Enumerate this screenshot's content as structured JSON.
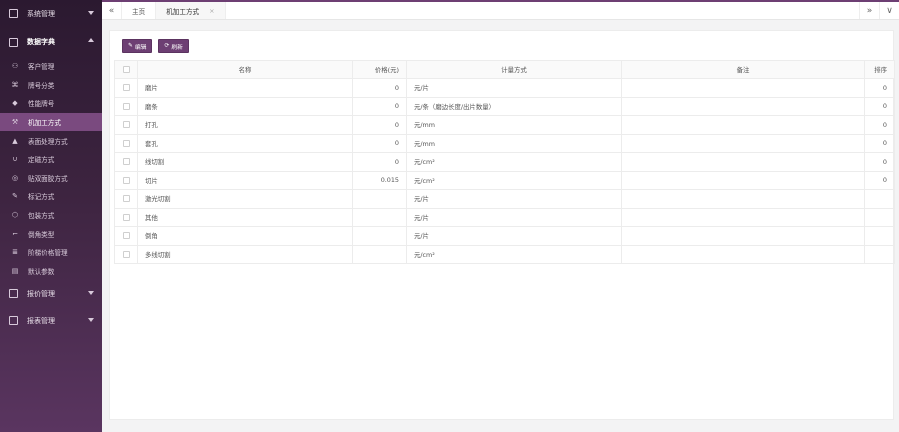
{
  "sidebar": {
    "groups_top": [
      {
        "label": "系统管理",
        "icon": "monitor-icon"
      }
    ],
    "data_dict": {
      "label": "数据字典",
      "icon": "window-icon"
    },
    "items": [
      {
        "label": "客户管理",
        "icon": "users-icon",
        "glyph": "⚇"
      },
      {
        "label": "牌号分类",
        "icon": "grid-icon",
        "glyph": "⌘"
      },
      {
        "label": "性能牌号",
        "icon": "tag-icon",
        "glyph": "◆"
      },
      {
        "label": "机加工方式",
        "icon": "tools-icon",
        "glyph": "⚒"
      },
      {
        "label": "表面处理方式",
        "icon": "flask-icon",
        "glyph": "▲"
      },
      {
        "label": "定磁方式",
        "icon": "magnet-icon",
        "glyph": "∪"
      },
      {
        "label": "贴双面胶方式",
        "icon": "target-icon",
        "glyph": "◎"
      },
      {
        "label": "标记方式",
        "icon": "pen-icon",
        "glyph": "✎"
      },
      {
        "label": "包装方式",
        "icon": "box-icon",
        "glyph": "⬡"
      },
      {
        "label": "倒角类型",
        "icon": "corner-icon",
        "glyph": "⌐"
      },
      {
        "label": "阶梯价格管理",
        "icon": "price-icon",
        "glyph": "≣"
      },
      {
        "label": "默认参数",
        "icon": "settings-icon",
        "glyph": "▤"
      }
    ],
    "groups_bottom": [
      {
        "label": "报价管理",
        "icon": "quote-icon"
      },
      {
        "label": "报表管理",
        "icon": "report-icon"
      }
    ],
    "active_index": 3
  },
  "topbar": {
    "prev_label": "«",
    "next_label": "»",
    "dropdown_label": "∨",
    "tabs": [
      {
        "label": "主页"
      },
      {
        "label": "机加工方式",
        "close": "×"
      }
    ]
  },
  "toolbar": {
    "edit_icon": "✎",
    "edit_label": "编辑",
    "refresh_icon": "⟳",
    "refresh_label": "刷新"
  },
  "table": {
    "headers": {
      "name": "名称",
      "price": "价格(元)",
      "unit": "计量方式",
      "remark": "备注",
      "sort": "排序"
    },
    "rows": [
      {
        "name": "磨片",
        "price": "0",
        "unit": "元/片",
        "remark": "",
        "sort": "0"
      },
      {
        "name": "磨条",
        "price": "0",
        "unit": "元/条（磨边长度/出片数量）",
        "remark": "",
        "sort": "0"
      },
      {
        "name": "打孔",
        "price": "0",
        "unit": "元/mm",
        "remark": "",
        "sort": "0"
      },
      {
        "name": "套孔",
        "price": "0",
        "unit": "元/mm",
        "remark": "",
        "sort": "0"
      },
      {
        "name": "线切割",
        "price": "0",
        "unit": "元/cm²",
        "remark": "",
        "sort": "0"
      },
      {
        "name": "切片",
        "price": "0.015",
        "unit": "元/cm²",
        "remark": "",
        "sort": "0"
      },
      {
        "name": "激光切割",
        "price": "",
        "unit": "元/片",
        "remark": "",
        "sort": ""
      },
      {
        "name": "其他",
        "price": "",
        "unit": "元/片",
        "remark": "",
        "sort": ""
      },
      {
        "name": "倒角",
        "price": "",
        "unit": "元/片",
        "remark": "",
        "sort": ""
      },
      {
        "name": "多线切割",
        "price": "",
        "unit": "元/cm²",
        "remark": "",
        "sort": ""
      }
    ]
  },
  "colors": {
    "accent": "#6d3f73",
    "sidebar_active": "#7a4a7f"
  }
}
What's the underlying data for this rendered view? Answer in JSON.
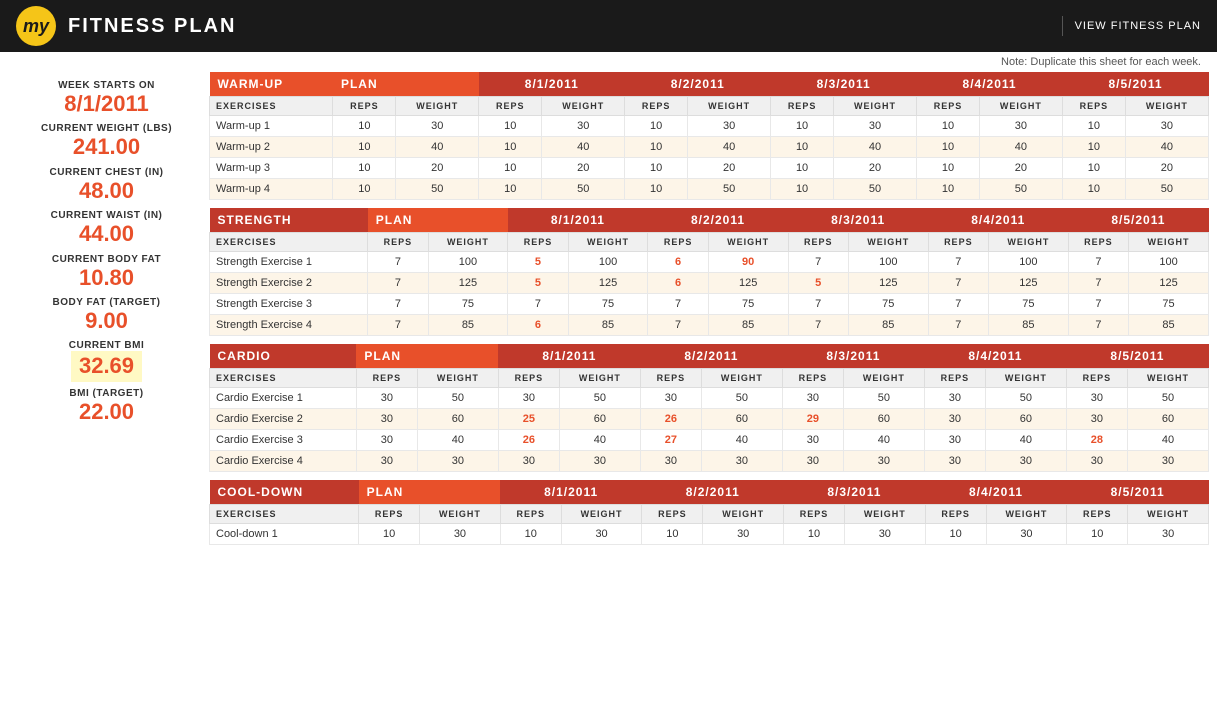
{
  "header": {
    "logo": "my",
    "title": "FITNESS PLAN",
    "view_plan_label": "VIEW FITNESS PLAN"
  },
  "note": "Note: Duplicate this sheet for each week.",
  "sidebar": {
    "week_starts_label": "WEEK STARTS ON",
    "week_starts_value": "8/1/2011",
    "current_weight_label": "CURRENT WEIGHT (LBS)",
    "current_weight_value": "241.00",
    "current_chest_label": "CURRENT CHEST (IN)",
    "current_chest_value": "48.00",
    "current_waist_label": "CURRENT WAIST (IN)",
    "current_waist_value": "44.00",
    "current_body_fat_label": "CURRENT BODY FAT",
    "current_body_fat_value": "10.80",
    "body_fat_target_label": "BODY FAT (TARGET)",
    "body_fat_target_value": "9.00",
    "current_bmi_label": "CURRENT BMI",
    "current_bmi_value": "32.69",
    "bmi_target_label": "BMI (TARGET)",
    "bmi_target_value": "22.00"
  },
  "dates": [
    "8/1/2011",
    "8/2/2011",
    "8/3/2011",
    "8/4/2011",
    "8/5/2011"
  ],
  "warmup": {
    "section_label": "WARM-UP",
    "plan_label": "PLAN",
    "exercises_label": "EXERCISES",
    "reps_label": "REPS",
    "weight_label": "WEIGHT",
    "rows": [
      {
        "name": "Warm-up 1",
        "plan_reps": 10,
        "plan_weight": 30,
        "d1_reps": 10,
        "d1_weight": 30,
        "d1_reps_red": false,
        "d1_weight_red": false,
        "d2_reps": 10,
        "d2_weight": 30,
        "d2_reps_red": false,
        "d2_weight_red": false,
        "d3_reps": 10,
        "d3_weight": 30,
        "d3_reps_red": false,
        "d3_weight_red": false,
        "d4_reps": 10,
        "d4_weight": 30,
        "d4_reps_red": false,
        "d4_weight_red": false,
        "d5_reps": 10,
        "d5_weight": 30,
        "d5_reps_red": false,
        "d5_weight_red": false
      },
      {
        "name": "Warm-up 2",
        "plan_reps": 10,
        "plan_weight": 40,
        "d1_reps": 10,
        "d1_weight": 40,
        "d2_reps": 10,
        "d2_weight": 40,
        "d3_reps": 10,
        "d3_weight": 40,
        "d4_reps": 10,
        "d4_weight": 40,
        "d5_reps": 10,
        "d5_weight": 40
      },
      {
        "name": "Warm-up 3",
        "plan_reps": 10,
        "plan_weight": 20,
        "d1_reps": 10,
        "d1_weight": 20,
        "d2_reps": 10,
        "d2_weight": 20,
        "d3_reps": 10,
        "d3_weight": 20,
        "d4_reps": 10,
        "d4_weight": 20,
        "d5_reps": 10,
        "d5_weight": 20
      },
      {
        "name": "Warm-up 4",
        "plan_reps": 10,
        "plan_weight": 50,
        "d1_reps": 10,
        "d1_weight": 50,
        "d2_reps": 10,
        "d2_weight": 50,
        "d3_reps": 10,
        "d3_weight": 50,
        "d4_reps": 10,
        "d4_weight": 50,
        "d5_reps": 10,
        "d5_weight": 50
      }
    ]
  },
  "strength": {
    "section_label": "STRENGTH",
    "plan_label": "PLAN",
    "rows": [
      {
        "name": "Strength Exercise 1",
        "plan_reps": 7,
        "plan_weight": 100,
        "d1_reps": 5,
        "d1_weight": 100,
        "d1_reps_red": true,
        "d1_weight_red": false,
        "d2_reps": 6,
        "d2_weight": 90,
        "d2_reps_red": true,
        "d2_weight_red": true,
        "d3_reps": 7,
        "d3_weight": 100,
        "d3_reps_red": false,
        "d3_weight_red": false,
        "d4_reps": 7,
        "d4_weight": 100,
        "d4_reps_red": false,
        "d4_weight_red": false,
        "d5_reps": 7,
        "d5_weight": 100,
        "d5_reps_red": false,
        "d5_weight_red": false
      },
      {
        "name": "Strength Exercise 2",
        "plan_reps": 7,
        "plan_weight": 125,
        "d1_reps": 5,
        "d1_weight": 125,
        "d1_reps_red": true,
        "d1_weight_red": false,
        "d2_reps": 6,
        "d2_weight": 125,
        "d2_reps_red": true,
        "d2_weight_red": false,
        "d3_reps": 5,
        "d3_weight": 125,
        "d3_reps_red": true,
        "d3_weight_red": false,
        "d4_reps": 7,
        "d4_weight": 125,
        "d4_reps_red": false,
        "d4_weight_red": false,
        "d5_reps": 7,
        "d5_weight": 125,
        "d5_reps_red": false,
        "d5_weight_red": false
      },
      {
        "name": "Strength Exercise 3",
        "plan_reps": 7,
        "plan_weight": 75,
        "d1_reps": 7,
        "d1_weight": 75,
        "d1_reps_red": false,
        "d2_reps": 7,
        "d2_weight": 75,
        "d2_reps_red": false,
        "d3_reps": 7,
        "d3_weight": 75,
        "d4_reps": 7,
        "d4_weight": 75,
        "d5_reps": 7,
        "d5_weight": 75
      },
      {
        "name": "Strength Exercise 4",
        "plan_reps": 7,
        "plan_weight": 85,
        "d1_reps": 6,
        "d1_weight": 85,
        "d1_reps_red": true,
        "d2_reps": 7,
        "d2_weight": 85,
        "d3_reps": 7,
        "d3_weight": 85,
        "d4_reps": 7,
        "d4_weight": 85,
        "d5_reps": 7,
        "d5_weight": 85
      }
    ]
  },
  "cardio": {
    "section_label": "CARDIO",
    "plan_label": "PLAN",
    "rows": [
      {
        "name": "Cardio Exercise 1",
        "plan_reps": 30,
        "plan_weight": 50,
        "d1_reps": 30,
        "d1_weight": 50,
        "d2_reps": 30,
        "d2_weight": 50,
        "d3_reps": 30,
        "d3_weight": 50,
        "d4_reps": 30,
        "d4_weight": 50,
        "d5_reps": 30,
        "d5_weight": 50
      },
      {
        "name": "Cardio Exercise 2",
        "plan_reps": 30,
        "plan_weight": 60,
        "d1_reps": 25,
        "d1_weight": 60,
        "d1_reps_red": true,
        "d2_reps": 26,
        "d2_weight": 60,
        "d2_reps_red": true,
        "d3_reps": 29,
        "d3_weight": 60,
        "d3_reps_red": true,
        "d4_reps": 30,
        "d4_weight": 60,
        "d5_reps": 30,
        "d5_weight": 60
      },
      {
        "name": "Cardio Exercise 3",
        "plan_reps": 30,
        "plan_weight": 40,
        "d1_reps": 26,
        "d1_weight": 40,
        "d1_reps_red": true,
        "d2_reps": 27,
        "d2_weight": 40,
        "d2_reps_red": true,
        "d3_reps": 30,
        "d3_weight": 40,
        "d4_reps": 30,
        "d4_weight": 40,
        "d5_reps": 28,
        "d5_weight": 40,
        "d5_reps_red": true
      },
      {
        "name": "Cardio Exercise 4",
        "plan_reps": 30,
        "plan_weight": 30,
        "d1_reps": 30,
        "d1_weight": 30,
        "d2_reps": 30,
        "d2_weight": 30,
        "d3_reps": 30,
        "d3_weight": 30,
        "d4_reps": 30,
        "d4_weight": 30,
        "d5_reps": 30,
        "d5_weight": 30
      }
    ]
  },
  "cooldown": {
    "section_label": "COOL-DOWN",
    "plan_label": "PLAN",
    "rows": [
      {
        "name": "Cool-down 1",
        "plan_reps": 10,
        "plan_weight": 30,
        "d1_reps": 10,
        "d1_weight": 30,
        "d2_reps": 10,
        "d2_weight": 30,
        "d3_reps": 10,
        "d3_weight": 30,
        "d4_reps": 10,
        "d4_weight": 30,
        "d5_reps": 10,
        "d5_weight": 30
      }
    ]
  }
}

::::

WORK TO BE COMPLETED —
Where a line contains the string "JSON", extract that line.

FULL OUTPUT —
Enumerate this screenshot's content as structured JSON.
What's the underlying data for this rendered view? Answer in JSON.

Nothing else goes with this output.